[Records from a data collection]
# # # # # # #

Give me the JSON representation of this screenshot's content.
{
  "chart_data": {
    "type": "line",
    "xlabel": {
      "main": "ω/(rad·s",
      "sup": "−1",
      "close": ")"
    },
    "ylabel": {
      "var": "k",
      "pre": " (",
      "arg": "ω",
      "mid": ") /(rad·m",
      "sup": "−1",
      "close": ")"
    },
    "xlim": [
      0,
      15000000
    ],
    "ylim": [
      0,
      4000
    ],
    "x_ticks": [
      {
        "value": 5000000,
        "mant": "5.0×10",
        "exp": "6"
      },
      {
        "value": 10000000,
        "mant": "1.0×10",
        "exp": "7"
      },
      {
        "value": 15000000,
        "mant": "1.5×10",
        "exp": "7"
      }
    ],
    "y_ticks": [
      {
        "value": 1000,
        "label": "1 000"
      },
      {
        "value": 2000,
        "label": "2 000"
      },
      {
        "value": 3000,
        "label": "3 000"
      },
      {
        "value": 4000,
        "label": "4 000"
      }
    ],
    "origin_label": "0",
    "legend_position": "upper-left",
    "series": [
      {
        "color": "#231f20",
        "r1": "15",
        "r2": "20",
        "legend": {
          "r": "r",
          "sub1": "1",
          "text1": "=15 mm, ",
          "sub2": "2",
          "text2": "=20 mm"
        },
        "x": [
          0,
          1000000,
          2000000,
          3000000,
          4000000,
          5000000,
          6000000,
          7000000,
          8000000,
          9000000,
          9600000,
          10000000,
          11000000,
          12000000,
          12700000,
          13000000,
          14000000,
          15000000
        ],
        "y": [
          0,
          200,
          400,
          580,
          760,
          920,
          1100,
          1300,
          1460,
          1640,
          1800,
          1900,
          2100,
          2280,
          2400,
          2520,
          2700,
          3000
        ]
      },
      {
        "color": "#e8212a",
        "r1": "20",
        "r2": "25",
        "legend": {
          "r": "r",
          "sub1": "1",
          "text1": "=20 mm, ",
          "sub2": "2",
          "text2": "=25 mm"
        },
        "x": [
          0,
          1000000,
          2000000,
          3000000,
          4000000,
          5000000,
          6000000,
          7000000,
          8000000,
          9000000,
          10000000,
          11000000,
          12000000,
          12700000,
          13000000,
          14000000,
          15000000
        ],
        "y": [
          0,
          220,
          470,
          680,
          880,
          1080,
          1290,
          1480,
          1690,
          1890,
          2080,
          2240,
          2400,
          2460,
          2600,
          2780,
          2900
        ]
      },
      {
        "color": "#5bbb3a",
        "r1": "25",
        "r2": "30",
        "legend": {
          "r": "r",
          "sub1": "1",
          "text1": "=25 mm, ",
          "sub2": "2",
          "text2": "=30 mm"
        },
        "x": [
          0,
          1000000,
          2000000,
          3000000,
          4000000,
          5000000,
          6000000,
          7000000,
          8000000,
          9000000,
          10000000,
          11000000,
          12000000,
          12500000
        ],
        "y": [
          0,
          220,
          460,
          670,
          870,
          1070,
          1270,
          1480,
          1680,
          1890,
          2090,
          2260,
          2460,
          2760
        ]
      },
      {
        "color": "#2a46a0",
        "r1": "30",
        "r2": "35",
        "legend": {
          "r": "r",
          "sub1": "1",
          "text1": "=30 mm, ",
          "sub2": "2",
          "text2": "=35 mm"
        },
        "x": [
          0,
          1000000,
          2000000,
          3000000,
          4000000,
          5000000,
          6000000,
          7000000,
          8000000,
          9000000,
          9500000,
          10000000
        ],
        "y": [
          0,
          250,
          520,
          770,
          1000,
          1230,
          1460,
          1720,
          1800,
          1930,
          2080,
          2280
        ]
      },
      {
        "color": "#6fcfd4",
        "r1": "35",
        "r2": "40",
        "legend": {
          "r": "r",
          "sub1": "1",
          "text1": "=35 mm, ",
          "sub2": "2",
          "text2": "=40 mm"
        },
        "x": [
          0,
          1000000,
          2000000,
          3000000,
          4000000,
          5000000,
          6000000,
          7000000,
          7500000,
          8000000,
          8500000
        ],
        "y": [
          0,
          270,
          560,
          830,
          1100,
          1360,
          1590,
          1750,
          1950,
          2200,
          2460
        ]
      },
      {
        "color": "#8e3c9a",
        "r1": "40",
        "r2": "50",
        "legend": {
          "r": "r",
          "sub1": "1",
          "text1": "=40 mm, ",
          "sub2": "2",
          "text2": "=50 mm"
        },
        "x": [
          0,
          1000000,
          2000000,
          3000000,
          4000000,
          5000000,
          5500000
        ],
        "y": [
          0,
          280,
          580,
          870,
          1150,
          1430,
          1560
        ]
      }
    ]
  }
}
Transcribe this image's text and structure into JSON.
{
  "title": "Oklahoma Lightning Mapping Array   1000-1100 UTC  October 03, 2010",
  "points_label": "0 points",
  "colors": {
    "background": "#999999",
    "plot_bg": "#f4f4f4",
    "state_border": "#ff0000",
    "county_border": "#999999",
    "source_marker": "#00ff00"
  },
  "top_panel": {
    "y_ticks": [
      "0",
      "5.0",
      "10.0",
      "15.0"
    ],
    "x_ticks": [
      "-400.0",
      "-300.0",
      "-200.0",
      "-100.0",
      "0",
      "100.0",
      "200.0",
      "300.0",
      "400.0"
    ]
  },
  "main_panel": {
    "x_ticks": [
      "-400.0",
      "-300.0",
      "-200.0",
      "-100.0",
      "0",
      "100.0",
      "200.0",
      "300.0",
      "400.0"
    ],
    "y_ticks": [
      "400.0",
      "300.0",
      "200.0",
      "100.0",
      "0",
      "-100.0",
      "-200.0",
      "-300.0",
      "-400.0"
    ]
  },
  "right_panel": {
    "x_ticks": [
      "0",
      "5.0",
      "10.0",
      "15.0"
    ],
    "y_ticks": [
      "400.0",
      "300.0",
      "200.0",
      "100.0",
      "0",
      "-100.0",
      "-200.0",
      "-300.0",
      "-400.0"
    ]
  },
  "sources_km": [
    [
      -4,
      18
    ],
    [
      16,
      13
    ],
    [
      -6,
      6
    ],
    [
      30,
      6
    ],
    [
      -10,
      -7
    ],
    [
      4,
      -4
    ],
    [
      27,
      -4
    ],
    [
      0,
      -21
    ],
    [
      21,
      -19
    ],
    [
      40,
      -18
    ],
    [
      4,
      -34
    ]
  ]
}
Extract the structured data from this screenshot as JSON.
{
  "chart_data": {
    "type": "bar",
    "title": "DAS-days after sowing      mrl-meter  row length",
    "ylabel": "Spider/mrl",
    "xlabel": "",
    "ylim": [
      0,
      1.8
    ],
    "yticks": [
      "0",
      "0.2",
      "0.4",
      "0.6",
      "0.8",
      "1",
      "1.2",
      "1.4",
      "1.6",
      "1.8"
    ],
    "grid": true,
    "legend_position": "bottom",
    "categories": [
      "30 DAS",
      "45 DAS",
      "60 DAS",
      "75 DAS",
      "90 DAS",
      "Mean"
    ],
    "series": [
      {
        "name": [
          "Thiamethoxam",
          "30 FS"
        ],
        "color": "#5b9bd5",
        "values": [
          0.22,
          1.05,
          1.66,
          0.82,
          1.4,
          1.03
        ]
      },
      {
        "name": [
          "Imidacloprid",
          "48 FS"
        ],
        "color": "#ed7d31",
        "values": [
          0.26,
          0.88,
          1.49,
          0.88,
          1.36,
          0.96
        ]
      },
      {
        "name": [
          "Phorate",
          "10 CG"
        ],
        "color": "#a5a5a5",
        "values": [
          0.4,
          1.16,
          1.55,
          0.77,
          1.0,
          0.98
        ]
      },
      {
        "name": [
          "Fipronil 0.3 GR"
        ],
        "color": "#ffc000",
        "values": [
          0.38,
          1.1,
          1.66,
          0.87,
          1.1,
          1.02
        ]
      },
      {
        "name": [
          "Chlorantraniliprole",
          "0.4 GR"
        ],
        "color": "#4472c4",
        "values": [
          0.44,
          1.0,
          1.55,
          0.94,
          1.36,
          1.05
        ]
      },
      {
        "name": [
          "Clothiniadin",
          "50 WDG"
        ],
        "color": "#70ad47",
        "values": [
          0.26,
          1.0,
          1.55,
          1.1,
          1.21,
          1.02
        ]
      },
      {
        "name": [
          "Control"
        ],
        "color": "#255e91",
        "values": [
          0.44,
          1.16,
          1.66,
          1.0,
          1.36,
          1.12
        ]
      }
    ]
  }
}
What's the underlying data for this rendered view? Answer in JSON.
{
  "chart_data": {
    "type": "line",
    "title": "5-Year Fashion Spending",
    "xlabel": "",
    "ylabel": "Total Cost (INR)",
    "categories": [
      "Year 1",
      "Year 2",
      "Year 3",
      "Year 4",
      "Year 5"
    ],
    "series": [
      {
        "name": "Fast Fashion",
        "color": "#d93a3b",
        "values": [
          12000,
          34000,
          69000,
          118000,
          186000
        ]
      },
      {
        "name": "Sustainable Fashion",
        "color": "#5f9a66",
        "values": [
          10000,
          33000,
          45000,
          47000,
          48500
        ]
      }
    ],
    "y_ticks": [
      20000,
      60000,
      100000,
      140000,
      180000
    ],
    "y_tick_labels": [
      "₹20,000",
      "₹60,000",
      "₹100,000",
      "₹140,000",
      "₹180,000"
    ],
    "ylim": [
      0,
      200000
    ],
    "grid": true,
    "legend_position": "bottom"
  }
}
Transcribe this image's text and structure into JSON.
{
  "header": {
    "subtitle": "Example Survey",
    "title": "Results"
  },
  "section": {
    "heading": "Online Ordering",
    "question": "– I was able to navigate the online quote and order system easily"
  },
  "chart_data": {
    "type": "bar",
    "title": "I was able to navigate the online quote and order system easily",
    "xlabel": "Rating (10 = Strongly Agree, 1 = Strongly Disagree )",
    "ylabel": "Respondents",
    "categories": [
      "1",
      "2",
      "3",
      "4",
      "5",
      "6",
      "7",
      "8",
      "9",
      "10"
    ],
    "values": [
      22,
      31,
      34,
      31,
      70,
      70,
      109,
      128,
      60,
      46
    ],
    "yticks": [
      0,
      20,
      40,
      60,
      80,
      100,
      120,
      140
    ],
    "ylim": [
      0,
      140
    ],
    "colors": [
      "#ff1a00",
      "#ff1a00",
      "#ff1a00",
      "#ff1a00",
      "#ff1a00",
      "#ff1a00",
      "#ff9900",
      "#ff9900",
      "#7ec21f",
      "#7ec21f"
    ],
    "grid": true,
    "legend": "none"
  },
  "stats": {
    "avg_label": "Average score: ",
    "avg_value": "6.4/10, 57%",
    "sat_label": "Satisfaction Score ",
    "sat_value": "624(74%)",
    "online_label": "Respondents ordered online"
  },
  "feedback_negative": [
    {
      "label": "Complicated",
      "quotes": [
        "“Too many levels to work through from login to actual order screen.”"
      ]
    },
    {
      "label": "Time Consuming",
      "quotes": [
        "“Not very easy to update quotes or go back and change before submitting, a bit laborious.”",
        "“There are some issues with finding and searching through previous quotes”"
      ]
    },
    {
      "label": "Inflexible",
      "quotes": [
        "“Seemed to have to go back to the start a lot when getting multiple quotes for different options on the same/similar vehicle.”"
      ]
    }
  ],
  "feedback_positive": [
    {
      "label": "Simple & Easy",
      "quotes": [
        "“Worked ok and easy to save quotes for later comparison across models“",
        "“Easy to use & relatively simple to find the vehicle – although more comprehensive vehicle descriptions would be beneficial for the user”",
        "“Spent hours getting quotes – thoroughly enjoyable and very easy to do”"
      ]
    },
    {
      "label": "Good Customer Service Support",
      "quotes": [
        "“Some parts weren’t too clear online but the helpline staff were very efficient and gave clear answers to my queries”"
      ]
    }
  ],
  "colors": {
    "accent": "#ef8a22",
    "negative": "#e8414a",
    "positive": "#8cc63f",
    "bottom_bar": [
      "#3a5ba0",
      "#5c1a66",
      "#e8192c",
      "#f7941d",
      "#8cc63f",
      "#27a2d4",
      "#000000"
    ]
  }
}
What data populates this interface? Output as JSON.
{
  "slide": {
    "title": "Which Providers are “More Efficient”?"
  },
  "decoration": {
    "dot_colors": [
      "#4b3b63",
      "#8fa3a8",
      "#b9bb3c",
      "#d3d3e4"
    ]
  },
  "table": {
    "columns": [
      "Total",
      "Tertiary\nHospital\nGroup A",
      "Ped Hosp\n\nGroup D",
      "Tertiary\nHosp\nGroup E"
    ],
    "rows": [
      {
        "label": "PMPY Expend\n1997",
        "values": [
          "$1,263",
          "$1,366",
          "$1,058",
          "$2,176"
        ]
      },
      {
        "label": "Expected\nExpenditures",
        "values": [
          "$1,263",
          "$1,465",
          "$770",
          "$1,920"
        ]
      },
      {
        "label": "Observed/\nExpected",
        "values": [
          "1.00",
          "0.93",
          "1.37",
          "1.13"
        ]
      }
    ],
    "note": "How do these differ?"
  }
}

# # # # # # #

What this task involves :: In the records above, return only the line that contains "What data populates" and every line after it through the last, exactly as they appear.

Output of the task ::
What data populates this interface? Output as JSON.
{
  "slide": {
    "title": "Which Providers are “More Efficient”?"
  },
  "decoration": {
    "dot_colors": [
      "#4b3b63",
      "#8fa3a8",
      "#b9bb3c",
      "#d3d3e4"
    ]
  },
  "table": {
    "columns": [
      "Total",
      "Tertiary\nHospital\nGroup A",
      "Ped Hosp\n\nGroup D",
      "Tertiary\nHosp\nGroup E"
    ],
    "rows": [
      {
        "label": "PMPY Expend\n1997",
        "values": [
          "$1,263",
          "$1,366",
          "$1,058",
          "$2,176"
        ]
      },
      {
        "label": "Expected\nExpenditures",
        "values": [
          "$1,263",
          "$1,465",
          "$770",
          "$1,920"
        ]
      },
      {
        "label": "Observed/\nExpected",
        "values": [
          "1.00",
          "0.93",
          "1.37",
          "1.13"
        ]
      }
    ],
    "note": "How do these differ?"
  }
}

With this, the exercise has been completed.